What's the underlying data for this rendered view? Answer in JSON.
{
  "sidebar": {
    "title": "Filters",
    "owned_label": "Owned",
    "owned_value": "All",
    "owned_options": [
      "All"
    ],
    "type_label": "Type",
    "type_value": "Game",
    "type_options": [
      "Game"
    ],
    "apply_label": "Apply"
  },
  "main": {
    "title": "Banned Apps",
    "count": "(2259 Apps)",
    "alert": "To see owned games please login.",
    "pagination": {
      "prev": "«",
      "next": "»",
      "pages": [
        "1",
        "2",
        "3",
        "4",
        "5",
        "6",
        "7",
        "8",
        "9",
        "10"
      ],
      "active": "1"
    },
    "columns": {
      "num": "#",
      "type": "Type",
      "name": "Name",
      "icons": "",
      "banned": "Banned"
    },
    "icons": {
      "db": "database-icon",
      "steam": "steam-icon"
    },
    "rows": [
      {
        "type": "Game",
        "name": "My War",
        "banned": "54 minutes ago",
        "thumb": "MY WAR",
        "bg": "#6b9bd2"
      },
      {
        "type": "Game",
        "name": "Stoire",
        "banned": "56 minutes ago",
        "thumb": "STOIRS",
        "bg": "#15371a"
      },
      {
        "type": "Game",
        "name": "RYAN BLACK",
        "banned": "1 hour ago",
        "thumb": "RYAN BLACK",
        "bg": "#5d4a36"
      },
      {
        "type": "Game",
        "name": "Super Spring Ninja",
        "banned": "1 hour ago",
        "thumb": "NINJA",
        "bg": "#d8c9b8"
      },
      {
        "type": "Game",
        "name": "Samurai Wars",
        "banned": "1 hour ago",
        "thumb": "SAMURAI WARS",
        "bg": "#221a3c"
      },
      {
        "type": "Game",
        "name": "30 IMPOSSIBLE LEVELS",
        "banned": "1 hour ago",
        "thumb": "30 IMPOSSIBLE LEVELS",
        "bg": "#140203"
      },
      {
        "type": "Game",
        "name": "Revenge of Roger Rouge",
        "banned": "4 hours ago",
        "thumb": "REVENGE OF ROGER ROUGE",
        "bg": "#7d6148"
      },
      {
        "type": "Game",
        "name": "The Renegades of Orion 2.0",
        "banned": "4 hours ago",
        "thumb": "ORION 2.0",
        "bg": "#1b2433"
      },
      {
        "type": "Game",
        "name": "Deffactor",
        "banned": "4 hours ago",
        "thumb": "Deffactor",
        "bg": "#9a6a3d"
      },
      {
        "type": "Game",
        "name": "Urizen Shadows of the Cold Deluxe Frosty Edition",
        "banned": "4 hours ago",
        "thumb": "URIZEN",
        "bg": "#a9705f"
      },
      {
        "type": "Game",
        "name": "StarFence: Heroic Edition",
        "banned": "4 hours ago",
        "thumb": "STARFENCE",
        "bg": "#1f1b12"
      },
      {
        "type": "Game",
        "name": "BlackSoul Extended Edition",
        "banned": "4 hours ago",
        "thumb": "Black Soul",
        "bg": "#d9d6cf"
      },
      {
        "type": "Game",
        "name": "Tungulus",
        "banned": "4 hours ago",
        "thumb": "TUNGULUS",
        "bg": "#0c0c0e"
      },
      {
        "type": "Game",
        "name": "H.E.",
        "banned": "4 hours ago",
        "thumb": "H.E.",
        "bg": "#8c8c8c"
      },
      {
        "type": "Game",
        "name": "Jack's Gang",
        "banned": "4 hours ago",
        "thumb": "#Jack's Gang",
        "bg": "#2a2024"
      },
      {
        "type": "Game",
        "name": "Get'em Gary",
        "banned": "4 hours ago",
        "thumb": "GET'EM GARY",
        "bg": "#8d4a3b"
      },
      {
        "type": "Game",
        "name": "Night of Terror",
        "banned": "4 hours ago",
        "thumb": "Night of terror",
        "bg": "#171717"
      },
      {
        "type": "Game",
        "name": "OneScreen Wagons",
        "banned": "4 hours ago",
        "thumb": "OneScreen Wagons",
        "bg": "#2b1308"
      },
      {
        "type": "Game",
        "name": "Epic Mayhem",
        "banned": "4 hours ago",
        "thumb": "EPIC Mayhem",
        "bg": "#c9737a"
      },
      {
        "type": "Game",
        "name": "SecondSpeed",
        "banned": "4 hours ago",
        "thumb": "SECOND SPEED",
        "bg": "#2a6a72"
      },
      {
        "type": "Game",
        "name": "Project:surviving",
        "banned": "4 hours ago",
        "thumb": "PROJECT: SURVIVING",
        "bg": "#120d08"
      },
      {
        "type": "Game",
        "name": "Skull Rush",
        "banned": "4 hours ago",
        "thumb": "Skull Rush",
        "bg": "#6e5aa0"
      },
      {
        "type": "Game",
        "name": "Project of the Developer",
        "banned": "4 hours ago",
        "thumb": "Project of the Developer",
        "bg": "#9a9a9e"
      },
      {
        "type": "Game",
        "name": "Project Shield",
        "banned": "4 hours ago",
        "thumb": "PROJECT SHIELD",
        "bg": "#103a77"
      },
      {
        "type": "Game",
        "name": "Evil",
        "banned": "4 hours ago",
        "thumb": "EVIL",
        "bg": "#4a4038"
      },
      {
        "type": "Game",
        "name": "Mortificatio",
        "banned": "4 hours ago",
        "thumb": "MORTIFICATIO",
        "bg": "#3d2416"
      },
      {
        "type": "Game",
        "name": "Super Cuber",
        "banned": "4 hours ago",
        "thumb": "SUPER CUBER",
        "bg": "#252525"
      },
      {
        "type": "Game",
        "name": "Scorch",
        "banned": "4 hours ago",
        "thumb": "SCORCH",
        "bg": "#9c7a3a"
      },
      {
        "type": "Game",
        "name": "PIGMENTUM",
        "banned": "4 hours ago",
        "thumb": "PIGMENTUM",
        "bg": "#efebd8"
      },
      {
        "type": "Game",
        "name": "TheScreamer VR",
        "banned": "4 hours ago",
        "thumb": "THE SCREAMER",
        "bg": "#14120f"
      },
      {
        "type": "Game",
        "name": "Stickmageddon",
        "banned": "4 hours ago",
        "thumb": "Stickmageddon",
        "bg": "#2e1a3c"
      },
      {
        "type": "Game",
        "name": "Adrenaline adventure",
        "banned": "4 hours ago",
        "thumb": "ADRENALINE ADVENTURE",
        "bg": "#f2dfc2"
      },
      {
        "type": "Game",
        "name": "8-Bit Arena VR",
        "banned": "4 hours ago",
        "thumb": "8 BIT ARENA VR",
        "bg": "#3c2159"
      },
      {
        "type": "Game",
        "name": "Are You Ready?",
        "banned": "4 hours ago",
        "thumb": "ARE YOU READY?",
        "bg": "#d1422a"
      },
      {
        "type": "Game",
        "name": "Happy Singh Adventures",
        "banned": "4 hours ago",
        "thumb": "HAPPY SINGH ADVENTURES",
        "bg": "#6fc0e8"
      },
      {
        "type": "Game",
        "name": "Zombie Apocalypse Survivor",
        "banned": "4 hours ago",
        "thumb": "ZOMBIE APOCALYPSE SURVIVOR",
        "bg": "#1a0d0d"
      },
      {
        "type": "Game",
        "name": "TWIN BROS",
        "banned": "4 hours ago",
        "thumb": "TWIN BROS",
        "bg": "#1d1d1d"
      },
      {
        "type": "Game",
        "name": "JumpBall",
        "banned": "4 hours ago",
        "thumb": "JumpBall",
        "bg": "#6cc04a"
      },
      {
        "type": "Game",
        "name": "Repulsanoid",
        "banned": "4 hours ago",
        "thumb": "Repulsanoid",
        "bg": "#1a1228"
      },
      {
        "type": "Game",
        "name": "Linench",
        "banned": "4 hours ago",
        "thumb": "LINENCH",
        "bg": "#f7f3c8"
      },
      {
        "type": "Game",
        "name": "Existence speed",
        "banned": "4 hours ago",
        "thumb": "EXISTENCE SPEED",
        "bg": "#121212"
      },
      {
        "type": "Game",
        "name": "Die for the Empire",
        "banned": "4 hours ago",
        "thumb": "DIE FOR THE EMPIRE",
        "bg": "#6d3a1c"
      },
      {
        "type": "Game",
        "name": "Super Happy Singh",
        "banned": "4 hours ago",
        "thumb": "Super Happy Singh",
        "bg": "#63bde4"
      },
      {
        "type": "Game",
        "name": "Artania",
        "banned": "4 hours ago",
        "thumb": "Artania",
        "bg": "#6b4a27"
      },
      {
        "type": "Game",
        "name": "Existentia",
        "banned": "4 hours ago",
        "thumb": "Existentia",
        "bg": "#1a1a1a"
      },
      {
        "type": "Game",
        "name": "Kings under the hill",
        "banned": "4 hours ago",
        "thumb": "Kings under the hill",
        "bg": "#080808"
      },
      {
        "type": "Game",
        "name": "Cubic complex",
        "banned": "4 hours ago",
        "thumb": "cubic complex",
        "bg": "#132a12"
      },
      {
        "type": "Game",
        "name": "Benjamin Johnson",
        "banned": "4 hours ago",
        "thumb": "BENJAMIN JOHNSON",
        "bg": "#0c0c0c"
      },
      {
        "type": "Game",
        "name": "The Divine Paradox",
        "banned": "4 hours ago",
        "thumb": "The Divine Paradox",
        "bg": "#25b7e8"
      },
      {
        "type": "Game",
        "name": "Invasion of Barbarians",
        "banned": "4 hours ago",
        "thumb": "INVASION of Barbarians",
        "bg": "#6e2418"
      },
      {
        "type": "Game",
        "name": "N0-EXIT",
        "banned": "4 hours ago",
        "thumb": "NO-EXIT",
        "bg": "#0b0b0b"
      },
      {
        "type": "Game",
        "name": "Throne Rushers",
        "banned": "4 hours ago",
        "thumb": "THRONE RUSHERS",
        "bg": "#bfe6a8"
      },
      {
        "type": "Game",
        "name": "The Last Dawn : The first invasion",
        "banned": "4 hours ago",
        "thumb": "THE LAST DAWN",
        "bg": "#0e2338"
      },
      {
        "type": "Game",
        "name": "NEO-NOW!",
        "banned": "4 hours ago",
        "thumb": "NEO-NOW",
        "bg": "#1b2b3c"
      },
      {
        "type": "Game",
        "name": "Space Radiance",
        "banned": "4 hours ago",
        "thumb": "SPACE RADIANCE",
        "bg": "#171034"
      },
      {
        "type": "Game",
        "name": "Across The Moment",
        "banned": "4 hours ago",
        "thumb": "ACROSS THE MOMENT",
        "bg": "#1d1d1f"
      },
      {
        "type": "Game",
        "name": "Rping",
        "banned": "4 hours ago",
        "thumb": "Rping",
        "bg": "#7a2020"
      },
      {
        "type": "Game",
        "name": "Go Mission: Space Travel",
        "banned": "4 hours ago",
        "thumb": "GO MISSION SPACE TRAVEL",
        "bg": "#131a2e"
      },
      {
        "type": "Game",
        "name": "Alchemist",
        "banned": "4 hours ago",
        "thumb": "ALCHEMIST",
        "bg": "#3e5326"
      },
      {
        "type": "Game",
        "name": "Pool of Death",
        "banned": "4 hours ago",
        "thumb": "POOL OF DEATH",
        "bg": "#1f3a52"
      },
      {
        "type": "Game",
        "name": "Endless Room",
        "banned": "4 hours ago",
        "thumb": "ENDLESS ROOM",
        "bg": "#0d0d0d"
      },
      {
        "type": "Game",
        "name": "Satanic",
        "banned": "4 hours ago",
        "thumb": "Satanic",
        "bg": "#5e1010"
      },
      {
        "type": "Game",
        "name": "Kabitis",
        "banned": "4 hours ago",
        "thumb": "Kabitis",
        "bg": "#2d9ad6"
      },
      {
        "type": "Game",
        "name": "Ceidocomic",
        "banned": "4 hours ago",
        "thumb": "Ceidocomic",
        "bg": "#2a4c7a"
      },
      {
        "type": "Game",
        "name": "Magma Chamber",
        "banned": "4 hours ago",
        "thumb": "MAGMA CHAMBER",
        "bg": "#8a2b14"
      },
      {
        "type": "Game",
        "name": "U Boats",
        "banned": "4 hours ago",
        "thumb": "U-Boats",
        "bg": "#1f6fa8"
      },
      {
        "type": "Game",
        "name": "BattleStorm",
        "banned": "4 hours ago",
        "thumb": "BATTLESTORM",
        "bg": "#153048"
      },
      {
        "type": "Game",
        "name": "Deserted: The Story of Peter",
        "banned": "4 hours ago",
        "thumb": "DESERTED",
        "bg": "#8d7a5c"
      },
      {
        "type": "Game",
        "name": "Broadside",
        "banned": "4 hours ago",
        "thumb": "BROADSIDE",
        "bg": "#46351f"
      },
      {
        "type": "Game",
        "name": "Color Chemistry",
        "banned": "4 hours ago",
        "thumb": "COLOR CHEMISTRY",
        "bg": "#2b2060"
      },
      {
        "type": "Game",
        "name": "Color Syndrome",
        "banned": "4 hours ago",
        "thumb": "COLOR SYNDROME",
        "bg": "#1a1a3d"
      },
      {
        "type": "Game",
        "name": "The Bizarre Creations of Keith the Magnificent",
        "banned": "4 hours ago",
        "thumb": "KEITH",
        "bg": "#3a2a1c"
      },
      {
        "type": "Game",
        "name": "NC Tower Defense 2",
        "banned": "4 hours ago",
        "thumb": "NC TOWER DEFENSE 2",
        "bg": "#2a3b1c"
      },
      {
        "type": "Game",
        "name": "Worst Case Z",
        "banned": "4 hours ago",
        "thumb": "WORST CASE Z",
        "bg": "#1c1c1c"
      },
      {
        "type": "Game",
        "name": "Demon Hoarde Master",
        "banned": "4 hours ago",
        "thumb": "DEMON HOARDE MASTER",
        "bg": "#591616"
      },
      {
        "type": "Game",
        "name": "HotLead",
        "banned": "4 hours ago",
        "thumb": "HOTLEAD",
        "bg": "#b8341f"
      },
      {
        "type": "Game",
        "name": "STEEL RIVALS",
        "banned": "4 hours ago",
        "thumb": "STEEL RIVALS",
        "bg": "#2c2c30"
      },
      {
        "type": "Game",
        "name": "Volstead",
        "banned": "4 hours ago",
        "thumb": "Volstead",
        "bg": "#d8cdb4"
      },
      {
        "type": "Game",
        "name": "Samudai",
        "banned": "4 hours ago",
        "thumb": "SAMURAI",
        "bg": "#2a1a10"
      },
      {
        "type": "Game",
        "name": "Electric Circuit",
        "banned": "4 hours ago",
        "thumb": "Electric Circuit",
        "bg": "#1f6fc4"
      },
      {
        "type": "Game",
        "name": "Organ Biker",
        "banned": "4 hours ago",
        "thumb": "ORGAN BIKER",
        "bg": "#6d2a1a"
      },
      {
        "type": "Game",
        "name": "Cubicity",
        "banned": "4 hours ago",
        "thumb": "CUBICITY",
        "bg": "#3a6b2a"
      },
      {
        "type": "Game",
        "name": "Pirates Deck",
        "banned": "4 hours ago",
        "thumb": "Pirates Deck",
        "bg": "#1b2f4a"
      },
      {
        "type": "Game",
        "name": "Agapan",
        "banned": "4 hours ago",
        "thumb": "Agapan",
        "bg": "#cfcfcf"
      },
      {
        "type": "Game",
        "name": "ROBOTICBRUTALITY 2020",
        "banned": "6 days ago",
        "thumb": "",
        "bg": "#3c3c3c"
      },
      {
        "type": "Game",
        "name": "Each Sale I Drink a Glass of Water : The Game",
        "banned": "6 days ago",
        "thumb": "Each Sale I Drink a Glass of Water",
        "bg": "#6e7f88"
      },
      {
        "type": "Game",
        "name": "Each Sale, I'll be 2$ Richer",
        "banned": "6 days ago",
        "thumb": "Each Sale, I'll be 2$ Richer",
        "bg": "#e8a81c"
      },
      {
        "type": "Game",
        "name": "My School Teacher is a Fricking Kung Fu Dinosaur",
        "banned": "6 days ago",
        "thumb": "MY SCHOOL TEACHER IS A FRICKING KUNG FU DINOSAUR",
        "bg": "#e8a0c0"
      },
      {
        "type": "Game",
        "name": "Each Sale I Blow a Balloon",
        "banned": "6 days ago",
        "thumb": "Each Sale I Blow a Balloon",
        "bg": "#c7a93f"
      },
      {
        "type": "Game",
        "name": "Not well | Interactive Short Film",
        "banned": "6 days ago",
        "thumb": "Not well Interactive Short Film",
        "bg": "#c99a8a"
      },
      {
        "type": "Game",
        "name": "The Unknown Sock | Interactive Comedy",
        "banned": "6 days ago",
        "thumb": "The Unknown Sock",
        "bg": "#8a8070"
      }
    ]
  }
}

- - - - - - -

◆ Given instruction:
Gather up, from the records above, each line where the word "Pirates" appears.

◆ Full output:
        "name": "Pirates Deck",
        "thumb": "Pirates Deck",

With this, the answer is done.